__PROBLEM REQUIREMENTS__: Check every line of the data below for "name". Copy each one that has it.

### DATA RECORDS ###

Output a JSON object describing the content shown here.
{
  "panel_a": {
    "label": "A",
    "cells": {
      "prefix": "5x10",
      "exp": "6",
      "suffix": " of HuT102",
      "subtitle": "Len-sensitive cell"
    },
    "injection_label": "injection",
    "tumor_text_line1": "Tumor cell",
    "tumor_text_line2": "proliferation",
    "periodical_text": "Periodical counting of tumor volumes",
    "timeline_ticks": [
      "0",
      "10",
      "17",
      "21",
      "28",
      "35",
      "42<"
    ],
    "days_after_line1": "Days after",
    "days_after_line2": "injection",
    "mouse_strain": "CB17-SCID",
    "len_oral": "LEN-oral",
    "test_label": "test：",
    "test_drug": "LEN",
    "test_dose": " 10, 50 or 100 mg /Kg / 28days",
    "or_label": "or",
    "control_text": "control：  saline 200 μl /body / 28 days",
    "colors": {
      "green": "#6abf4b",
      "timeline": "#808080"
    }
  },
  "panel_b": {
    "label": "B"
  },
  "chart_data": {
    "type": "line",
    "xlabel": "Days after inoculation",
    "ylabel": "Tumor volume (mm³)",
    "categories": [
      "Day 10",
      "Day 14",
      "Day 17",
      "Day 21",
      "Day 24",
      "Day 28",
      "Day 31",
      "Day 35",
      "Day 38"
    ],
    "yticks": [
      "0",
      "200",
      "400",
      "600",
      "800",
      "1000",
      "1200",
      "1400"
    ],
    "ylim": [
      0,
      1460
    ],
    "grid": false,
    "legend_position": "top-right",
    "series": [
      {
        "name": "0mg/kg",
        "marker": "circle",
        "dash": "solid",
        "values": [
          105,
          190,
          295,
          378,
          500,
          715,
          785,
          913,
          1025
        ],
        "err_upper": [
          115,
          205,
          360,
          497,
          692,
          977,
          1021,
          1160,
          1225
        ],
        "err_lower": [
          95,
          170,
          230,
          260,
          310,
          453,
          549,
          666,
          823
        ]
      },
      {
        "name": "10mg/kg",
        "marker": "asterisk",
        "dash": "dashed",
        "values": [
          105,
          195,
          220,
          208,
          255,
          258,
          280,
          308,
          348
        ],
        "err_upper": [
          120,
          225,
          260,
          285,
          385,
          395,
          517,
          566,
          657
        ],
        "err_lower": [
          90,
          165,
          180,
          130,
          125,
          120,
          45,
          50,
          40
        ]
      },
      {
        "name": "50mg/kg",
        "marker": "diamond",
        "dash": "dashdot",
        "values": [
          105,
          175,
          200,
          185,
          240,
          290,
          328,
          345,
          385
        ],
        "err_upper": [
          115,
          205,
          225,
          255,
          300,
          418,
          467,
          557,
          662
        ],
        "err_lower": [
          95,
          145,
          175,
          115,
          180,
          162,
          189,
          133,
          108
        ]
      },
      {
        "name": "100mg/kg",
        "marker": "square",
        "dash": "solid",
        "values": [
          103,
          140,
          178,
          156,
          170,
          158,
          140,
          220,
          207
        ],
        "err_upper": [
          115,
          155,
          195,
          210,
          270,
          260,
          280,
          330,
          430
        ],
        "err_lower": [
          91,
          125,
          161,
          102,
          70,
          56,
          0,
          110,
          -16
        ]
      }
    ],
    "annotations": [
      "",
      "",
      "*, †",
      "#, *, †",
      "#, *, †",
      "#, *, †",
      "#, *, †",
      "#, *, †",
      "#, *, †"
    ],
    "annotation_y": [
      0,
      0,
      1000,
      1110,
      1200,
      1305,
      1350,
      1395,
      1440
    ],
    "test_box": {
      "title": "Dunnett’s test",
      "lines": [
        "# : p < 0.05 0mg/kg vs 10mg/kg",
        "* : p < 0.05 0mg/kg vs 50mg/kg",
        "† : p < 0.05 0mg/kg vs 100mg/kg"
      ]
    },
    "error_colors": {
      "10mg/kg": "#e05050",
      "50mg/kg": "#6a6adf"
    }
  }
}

###

__TASK RESULT__:
        "name": "0mg/kg",
        "name": "10mg/kg",
        "name": "50mg/kg",
        "name": "100mg/kg",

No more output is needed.